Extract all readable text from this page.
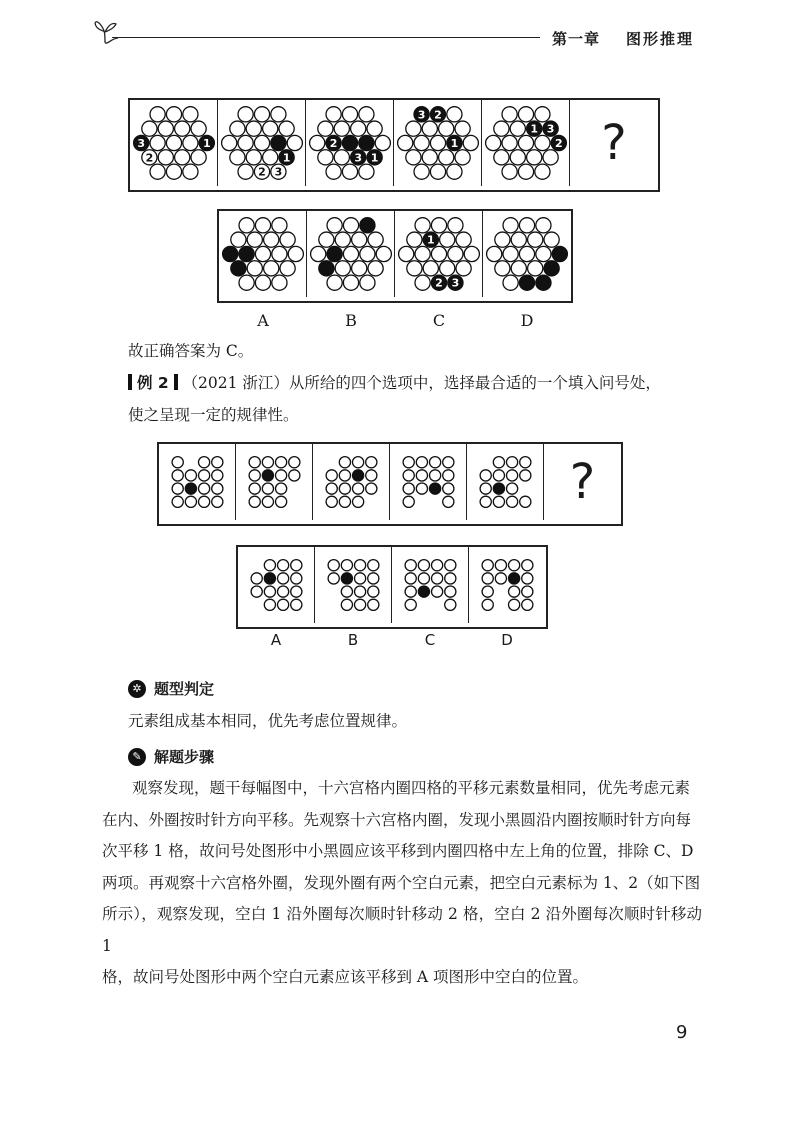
第一章 图形推理
3	1
2	1
2 3
2
3 1
3 2
1
1 3
2 ?
1
2 3
A	B	C	D
故正确答案为 C。
例 2 （2021 浙江）从所给的四个选项中，选择最合适的一个填入问号处，
使之呈现一定的规律性。
?
A	B	C	D
✲ 题型判定
元素组成基本相同，优先考虑位置规律。
✎ 解题步骤
观察发现，题干每幅图中，十六宫格内圈四格的平移元素数量相同，优先考虑元素
在内、外圈按时针方向平移。先观察十六宫格内圈，发现小黑圆沿内圈按顺时针方向每
次平移 1 格，故问号处图形中小黑圆应该平移到内圈四格中左上角的位置，排除 C、D
两项。再观察十六宫格外圈，发现外圈有两个空白元素，把空白元素标为 1、2（如下图
所示），观察发现，空白 1 沿外圈每次顺时针移动 2 格，空白 2 沿外圈每次顺时针移动 1
格，故问号处图形中两个空白元素应该平移到 A 项图形中空白的位置。
9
----
**Exercise requirements:** Copy every record above exactly, leaving out the pictures.

**Response to this exercise:**
Extract all readable text from this page.
第一章 图形推理
3	1
2	1
2 3
2
3 1
3 2
1
1 3
2 ?
1
2 3
A	B	C	D
故正确答案为 C。
例 2 （2021 浙江）从所给的四个选项中，选择最合适的一个填入问号处，
使之呈现一定的规律性。
?
A	B	C	D
✲ 题型判定
元素组成基本相同，优先考虑位置规律。
✎ 解题步骤
观察发现，题干每幅图中，十六宫格内圈四格的平移元素数量相同，优先考虑元素
在内、外圈按时针方向平移。先观察十六宫格内圈，发现小黑圆沿内圈按顺时针方向每
次平移 1 格，故问号处图形中小黑圆应该平移到内圈四格中左上角的位置，排除 C、D
两项。再观察十六宫格外圈，发现外圈有两个空白元素，把空白元素标为 1、2（如下图
所示），观察发现，空白 1 沿外圈每次顺时针移动 2 格，空白 2 沿外圈每次顺时针移动 1
格，故问号处图形中两个空白元素应该平移到 A 项图形中空白的位置。
9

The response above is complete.